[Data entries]

################

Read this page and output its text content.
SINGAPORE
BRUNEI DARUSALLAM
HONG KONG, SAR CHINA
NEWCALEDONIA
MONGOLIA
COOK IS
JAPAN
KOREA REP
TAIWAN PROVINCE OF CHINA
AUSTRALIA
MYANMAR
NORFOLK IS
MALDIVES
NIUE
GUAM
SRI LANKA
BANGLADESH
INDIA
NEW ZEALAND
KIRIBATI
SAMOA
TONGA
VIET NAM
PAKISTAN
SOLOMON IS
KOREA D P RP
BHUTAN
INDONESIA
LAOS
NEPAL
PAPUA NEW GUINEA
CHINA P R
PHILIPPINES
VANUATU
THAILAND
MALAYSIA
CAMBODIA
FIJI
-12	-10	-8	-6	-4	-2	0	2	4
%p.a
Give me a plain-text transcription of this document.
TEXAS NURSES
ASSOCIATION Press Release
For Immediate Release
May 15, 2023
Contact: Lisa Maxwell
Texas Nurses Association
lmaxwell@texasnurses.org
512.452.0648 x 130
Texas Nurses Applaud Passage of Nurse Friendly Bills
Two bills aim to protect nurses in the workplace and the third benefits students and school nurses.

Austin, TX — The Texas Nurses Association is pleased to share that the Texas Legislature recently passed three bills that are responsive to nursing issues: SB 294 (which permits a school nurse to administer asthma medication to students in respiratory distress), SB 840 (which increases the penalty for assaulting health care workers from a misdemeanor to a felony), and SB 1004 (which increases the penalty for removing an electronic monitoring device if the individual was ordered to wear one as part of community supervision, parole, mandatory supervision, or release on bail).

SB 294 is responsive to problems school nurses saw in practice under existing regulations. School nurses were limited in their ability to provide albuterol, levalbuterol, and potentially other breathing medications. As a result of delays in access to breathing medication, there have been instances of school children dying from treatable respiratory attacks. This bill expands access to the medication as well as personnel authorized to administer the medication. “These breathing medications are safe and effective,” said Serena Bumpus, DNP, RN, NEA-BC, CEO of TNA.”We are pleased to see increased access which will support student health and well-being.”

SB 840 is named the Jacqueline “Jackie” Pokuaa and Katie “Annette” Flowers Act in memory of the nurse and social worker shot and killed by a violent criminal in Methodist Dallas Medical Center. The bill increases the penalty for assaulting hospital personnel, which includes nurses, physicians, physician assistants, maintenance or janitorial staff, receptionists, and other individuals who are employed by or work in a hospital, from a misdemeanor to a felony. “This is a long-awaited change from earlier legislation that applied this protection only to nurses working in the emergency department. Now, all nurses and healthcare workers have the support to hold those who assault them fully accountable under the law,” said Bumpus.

################

▶ **Work to do**: Pull out all lines from the entries above in which the word "school" appears.

▶ **Exercise result**:
Two bills aim to protect nurses in the workplace and the third benefits students and school nurses.
Austin, TX — The Texas Nurses Association is pleased to share that the Texas Legislature recently passed three bills that are responsive to nursing issues: SB 294 (which permits a school nurse to administer asthma medication to students in respiratory distress), SB 840 (which increases the penalty for assaulting health care workers from a misdemeanor to a felony), and SB 1004 (which increases the penalty for removing an electronic monitoring device if the individual was ordered to wear one as part of community supervision, parole, mandatory supervision, or release on bail).
SB 294 is responsive to problems school nurses saw in practice under existing regulations. School nurses were limited in their ability to provide albuterol, levalbuterol, and potentially other breathing medications. As a result of delays in access to breathing medication, there have been instances of school children dying from treatable respiratory attacks. This bill expands access to the medication as well as personnel authorized to administer the medication. “These breathing medications are safe and effective,” said Serena Bumpus, DNP, RN, NEA-BC, CEO of TNA.”We are pleased to see increased access which will support student health and well-being.”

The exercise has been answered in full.